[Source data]
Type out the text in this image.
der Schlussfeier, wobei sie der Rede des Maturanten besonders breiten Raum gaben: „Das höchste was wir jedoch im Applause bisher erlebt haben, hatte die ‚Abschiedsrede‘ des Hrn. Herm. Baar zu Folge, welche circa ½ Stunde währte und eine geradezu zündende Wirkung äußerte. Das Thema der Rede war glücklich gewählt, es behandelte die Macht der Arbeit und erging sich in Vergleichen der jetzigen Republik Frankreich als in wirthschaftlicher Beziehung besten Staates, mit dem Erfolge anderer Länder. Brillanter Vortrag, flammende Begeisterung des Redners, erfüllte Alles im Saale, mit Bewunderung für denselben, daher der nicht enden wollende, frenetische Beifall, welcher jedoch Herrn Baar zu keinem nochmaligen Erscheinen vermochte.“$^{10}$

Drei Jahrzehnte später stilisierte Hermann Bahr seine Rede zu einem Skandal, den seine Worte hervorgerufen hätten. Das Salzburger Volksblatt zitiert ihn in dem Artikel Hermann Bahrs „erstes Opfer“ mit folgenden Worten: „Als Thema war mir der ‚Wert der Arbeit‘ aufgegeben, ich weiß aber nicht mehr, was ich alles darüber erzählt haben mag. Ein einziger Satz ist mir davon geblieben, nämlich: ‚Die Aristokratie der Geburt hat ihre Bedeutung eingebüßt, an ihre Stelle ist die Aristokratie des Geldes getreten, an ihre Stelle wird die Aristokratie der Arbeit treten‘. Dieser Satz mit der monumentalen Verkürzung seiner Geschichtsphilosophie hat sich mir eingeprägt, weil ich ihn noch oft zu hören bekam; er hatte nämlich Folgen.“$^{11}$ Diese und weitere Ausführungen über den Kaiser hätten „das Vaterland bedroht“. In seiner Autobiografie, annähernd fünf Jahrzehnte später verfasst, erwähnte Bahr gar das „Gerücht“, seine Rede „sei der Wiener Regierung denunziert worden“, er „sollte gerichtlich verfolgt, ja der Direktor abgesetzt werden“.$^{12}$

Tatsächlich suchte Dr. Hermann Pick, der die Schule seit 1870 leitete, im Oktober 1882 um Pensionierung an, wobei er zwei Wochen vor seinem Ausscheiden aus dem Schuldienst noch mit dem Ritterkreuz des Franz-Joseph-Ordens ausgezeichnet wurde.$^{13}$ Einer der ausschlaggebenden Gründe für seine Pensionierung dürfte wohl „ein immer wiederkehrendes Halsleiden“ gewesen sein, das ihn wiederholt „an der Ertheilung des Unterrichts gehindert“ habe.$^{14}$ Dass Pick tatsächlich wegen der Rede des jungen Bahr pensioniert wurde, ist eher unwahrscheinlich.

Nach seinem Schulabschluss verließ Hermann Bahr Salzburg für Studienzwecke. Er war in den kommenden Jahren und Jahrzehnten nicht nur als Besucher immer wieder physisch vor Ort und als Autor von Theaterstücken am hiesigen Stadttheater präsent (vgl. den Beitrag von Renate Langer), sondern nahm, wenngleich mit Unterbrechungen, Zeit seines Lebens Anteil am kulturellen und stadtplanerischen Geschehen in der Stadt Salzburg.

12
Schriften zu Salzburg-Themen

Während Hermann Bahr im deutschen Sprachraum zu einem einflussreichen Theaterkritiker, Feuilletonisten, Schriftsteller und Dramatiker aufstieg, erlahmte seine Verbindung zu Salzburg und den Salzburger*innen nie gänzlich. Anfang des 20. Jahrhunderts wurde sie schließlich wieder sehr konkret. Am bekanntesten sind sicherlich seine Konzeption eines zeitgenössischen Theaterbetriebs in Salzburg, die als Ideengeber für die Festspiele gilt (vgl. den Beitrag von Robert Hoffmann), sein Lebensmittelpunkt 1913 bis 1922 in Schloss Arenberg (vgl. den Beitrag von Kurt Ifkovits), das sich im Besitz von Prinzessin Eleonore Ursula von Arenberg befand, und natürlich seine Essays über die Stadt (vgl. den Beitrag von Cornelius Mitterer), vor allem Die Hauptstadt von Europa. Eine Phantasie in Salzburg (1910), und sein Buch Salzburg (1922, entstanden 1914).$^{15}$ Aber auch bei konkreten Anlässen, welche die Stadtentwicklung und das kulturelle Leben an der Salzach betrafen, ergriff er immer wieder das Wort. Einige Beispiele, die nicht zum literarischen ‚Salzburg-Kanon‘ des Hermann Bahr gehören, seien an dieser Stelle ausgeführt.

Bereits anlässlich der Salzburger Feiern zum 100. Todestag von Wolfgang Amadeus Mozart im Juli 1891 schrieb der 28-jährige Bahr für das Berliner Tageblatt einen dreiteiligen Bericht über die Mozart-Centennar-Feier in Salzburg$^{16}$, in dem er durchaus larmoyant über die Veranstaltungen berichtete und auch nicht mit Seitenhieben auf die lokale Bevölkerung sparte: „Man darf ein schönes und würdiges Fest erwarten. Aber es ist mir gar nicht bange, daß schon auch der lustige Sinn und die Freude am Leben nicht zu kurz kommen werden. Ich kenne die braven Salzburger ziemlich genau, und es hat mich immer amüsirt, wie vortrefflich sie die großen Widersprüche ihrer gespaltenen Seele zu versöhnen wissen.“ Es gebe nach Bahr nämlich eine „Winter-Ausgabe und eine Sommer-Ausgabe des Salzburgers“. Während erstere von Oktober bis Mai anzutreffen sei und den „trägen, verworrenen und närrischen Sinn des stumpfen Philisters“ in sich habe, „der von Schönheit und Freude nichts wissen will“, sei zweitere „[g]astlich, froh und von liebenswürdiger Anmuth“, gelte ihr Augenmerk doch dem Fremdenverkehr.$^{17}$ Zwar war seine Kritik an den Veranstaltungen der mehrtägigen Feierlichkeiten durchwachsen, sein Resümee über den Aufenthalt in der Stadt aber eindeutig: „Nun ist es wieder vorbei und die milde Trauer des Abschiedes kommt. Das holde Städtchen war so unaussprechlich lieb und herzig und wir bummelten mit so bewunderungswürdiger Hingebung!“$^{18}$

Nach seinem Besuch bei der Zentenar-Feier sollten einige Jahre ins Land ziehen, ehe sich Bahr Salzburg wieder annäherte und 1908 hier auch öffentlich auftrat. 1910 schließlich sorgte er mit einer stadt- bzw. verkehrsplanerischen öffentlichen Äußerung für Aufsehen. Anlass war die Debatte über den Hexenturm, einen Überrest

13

■ GIVEN INSTRUCTION: Retype every record above exactly as written.

■ FINISHED ANSWER:
Type out the text in this image.
der Schlussfeier, wobei sie der Rede des Maturanten besonders breiten Raum gaben: „Das höchste was wir jedoch im Applause bisher erlebt haben, hatte die ‚Abschiedsrede‘ des Hrn. Herm. Baar zu Folge, welche circa ½ Stunde währte und eine geradezu zündende Wirkung äußerte. Das Thema der Rede war glücklich gewählt, es behandelte die Macht der Arbeit und erging sich in Vergleichen der jetzigen Republik Frankreich als in wirthschaftlicher Beziehung besten Staates, mit dem Erfolge anderer Länder. Brillanter Vortrag, flammende Begeisterung des Redners, erfüllte Alles im Saale, mit Bewunderung für denselben, daher der nicht enden wollende, frenetische Beifall, welcher jedoch Herrn Baar zu keinem nochmaligen Erscheinen vermochte.“$^{10}$

Drei Jahrzehnte später stilisierte Hermann Bahr seine Rede zu einem Skandal, den seine Worte hervorgerufen hätten. Das Salzburger Volksblatt zitiert ihn in dem Artikel Hermann Bahrs „erstes Opfer“ mit folgenden Worten: „Als Thema war mir der ‚Wert der Arbeit‘ aufgegeben, ich weiß aber nicht mehr, was ich alles darüber erzählt haben mag. Ein einziger Satz ist mir davon geblieben, nämlich: ‚Die Aristokratie der Geburt hat ihre Bedeutung eingebüßt, an ihre Stelle ist die Aristokratie des Geldes getreten, an ihre Stelle wird die Aristokratie der Arbeit treten‘. Dieser Satz mit der monumentalen Verkürzung seiner Geschichtsphilosophie hat sich mir eingeprägt, weil ich ihn noch oft zu hören bekam; er hatte nämlich Folgen.“$^{11}$ Diese und weitere Ausführungen über den Kaiser hätten „das Vaterland bedroht“. In seiner Autobiografie, annähernd fünf Jahrzehnte später verfasst, erwähnte Bahr gar das „Gerücht“, seine Rede „sei der Wiener Regierung denunziert worden“, er „sollte gerichtlich verfolgt, ja der Direktor abgesetzt werden“.$^{12}$

Tatsächlich suchte Dr. Hermann Pick, der die Schule seit 1870 leitete, im Oktober 1882 um Pensionierung an, wobei er zwei Wochen vor seinem Ausscheiden aus dem Schuldienst noch mit dem Ritterkreuz des Franz-Joseph-Ordens ausgezeichnet wurde.$^{13}$ Einer der ausschlaggebenden Gründe für seine Pensionierung dürfte wohl „ein immer wiederkehrendes Halsleiden“ gewesen sein, das ihn wiederholt „an der Ertheilung des Unterrichts gehindert“ habe.$^{14}$ Dass Pick tatsächlich wegen der Rede des jungen Bahr pensioniert wurde, ist eher unwahrscheinlich.

Nach seinem Schulabschluss verließ Hermann Bahr Salzburg für Studienzwecke. Er war in den kommenden Jahren und Jahrzehnten nicht nur als Besucher immer wieder physisch vor Ort und als Autor von Theaterstücken am hiesigen Stadttheater präsent (vgl. den Beitrag von Renate Langer), sondern nahm, wenngleich mit Unterbrechungen, Zeit seines Lebens Anteil am kulturellen und stadtplanerischen Geschehen in der Stadt Salzburg.

12
Schriften zu Salzburg-Themen

Während Hermann Bahr im deutschen Sprachraum zu einem einflussreichen Theaterkritiker, Feuilletonisten, Schriftsteller und Dramatiker aufstieg, erlahmte seine Verbindung zu Salzburg und den Salzburger*innen nie gänzlich. Anfang des 20. Jahrhunderts wurde sie schließlich wieder sehr konkret. Am bekanntesten sind sicherlich seine Konzeption eines zeitgenössischen Theaterbetriebs in Salzburg, die als Ideengeber für die Festspiele gilt (vgl. den Beitrag von Robert Hoffmann), sein Lebensmittelpunkt 1913 bis 1922 in Schloss Arenberg (vgl. den Beitrag von Kurt Ifkovits), das sich im Besitz von Prinzessin Eleonore Ursula von Arenberg befand, und natürlich seine Essays über die Stadt (vgl. den Beitrag von Cornelius Mitterer), vor allem Die Hauptstadt von Europa. Eine Phantasie in Salzburg (1910), und sein Buch Salzburg (1922, entstanden 1914).$^{15}$ Aber auch bei konkreten Anlässen, welche die Stadtentwicklung und das kulturelle Leben an der Salzach betrafen, ergriff er immer wieder das Wort. Einige Beispiele, die nicht zum literarischen ‚Salzburg-Kanon‘ des Hermann Bahr gehören, seien an dieser Stelle ausgeführt.

Bereits anlässlich der Salzburger Feiern zum 100. Todestag von Wolfgang Amadeus Mozart im Juli 1891 schrieb der 28-jährige Bahr für das Berliner Tageblatt einen dreiteiligen Bericht über die Mozart-Centennar-Feier in Salzburg$^{16}$, in dem er durchaus larmoyant über die Veranstaltungen berichtete und auch nicht mit Seitenhieben auf die lokale Bevölkerung sparte: „Man darf ein schönes und würdiges Fest erwarten. Aber es ist mir gar nicht bange, daß schon auch der lustige Sinn und die Freude am Leben nicht zu kurz kommen werden. Ich kenne die braven Salzburger ziemlich genau, und es hat mich immer amüsirt, wie vortrefflich sie die großen Widersprüche ihrer gespaltenen Seele zu versöhnen wissen.“ Es gebe nach Bahr nämlich eine „Winter-Ausgabe und eine Sommer-Ausgabe des Salzburgers“. Während erstere von Oktober bis Mai anzutreffen sei und den „trägen, verworrenen und närrischen Sinn des stumpfen Philisters“ in sich habe, „der von Schönheit und Freude nichts wissen will“, sei zweitere „[g]astlich, froh und von liebenswürdiger Anmuth“, gelte ihr Augenmerk doch dem Fremdenverkehr.$^{17}$ Zwar war seine Kritik an den Veranstaltungen der mehrtägigen Feierlichkeiten durchwachsen, sein Resümee über den Aufenthalt in der Stadt aber eindeutig: „Nun ist es wieder vorbei und die milde Trauer des Abschiedes kommt. Das holde Städtchen war so unaussprechlich lieb und herzig und wir bummelten mit so bewunderungswürdiger Hingebung!“$^{18}$

Nach seinem Besuch bei der Zentenar-Feier sollten einige Jahre ins Land ziehen, ehe sich Bahr Salzburg wieder annäherte und 1908 hier auch öffentlich auftrat. 1910 schließlich sorgte er mit einer stadt- bzw. verkehrsplanerischen öffentlichen Äußerung für Aufsehen. Anlass war die Debatte über den Hexenturm, einen Überrest

13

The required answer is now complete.